» What is being asked
Which lines contain the word "JSON"? Return each of them as written.

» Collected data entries
* START *

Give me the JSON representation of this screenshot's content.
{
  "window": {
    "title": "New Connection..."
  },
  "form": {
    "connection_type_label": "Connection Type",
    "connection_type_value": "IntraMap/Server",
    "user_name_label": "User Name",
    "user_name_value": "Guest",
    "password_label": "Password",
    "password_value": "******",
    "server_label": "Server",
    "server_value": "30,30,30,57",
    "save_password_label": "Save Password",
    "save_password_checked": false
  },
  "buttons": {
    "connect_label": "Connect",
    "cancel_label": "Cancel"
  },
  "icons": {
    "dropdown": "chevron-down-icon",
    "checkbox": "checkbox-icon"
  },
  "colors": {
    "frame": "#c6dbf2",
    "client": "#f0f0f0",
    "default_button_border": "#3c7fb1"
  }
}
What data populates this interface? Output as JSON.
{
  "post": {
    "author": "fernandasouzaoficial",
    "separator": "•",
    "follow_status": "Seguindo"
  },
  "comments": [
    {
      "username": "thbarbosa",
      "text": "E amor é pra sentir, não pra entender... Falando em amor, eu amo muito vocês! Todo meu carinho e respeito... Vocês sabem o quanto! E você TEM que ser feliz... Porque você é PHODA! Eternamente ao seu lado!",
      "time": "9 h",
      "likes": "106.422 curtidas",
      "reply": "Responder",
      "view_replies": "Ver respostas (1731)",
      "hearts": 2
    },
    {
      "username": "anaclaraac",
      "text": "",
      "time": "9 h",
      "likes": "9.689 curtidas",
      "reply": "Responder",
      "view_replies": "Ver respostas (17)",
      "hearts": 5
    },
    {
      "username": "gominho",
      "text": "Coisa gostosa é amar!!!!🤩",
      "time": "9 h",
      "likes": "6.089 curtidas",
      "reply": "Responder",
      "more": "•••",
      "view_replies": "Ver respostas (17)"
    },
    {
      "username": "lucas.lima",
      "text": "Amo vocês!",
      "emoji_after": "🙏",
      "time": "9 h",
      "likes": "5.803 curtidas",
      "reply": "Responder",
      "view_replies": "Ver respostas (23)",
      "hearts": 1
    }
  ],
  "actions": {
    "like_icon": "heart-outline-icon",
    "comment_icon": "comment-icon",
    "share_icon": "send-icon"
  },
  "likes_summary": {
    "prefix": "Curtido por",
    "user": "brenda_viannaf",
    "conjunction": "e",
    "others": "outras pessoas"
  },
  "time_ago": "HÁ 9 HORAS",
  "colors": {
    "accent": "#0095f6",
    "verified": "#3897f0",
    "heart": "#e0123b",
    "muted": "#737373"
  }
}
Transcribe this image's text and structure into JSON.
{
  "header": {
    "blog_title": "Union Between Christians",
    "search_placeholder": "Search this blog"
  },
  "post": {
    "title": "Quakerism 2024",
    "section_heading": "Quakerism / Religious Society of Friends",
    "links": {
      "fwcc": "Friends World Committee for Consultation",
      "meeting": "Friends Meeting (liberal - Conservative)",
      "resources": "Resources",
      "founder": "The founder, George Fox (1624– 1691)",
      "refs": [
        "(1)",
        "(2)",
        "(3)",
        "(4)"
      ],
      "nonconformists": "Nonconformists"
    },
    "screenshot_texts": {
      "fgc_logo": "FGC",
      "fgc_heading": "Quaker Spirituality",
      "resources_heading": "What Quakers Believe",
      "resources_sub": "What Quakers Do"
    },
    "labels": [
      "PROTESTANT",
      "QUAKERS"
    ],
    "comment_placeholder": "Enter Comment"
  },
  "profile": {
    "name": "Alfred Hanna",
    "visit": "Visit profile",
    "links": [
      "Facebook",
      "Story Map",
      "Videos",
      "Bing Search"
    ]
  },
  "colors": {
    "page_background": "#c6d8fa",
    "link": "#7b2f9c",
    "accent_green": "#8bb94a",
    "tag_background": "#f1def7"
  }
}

* END *

» Output for this exercise
Give me the JSON representation of this screenshot's content.
What data populates this interface? Output as JSON.
Transcribe this image's text and structure into JSON.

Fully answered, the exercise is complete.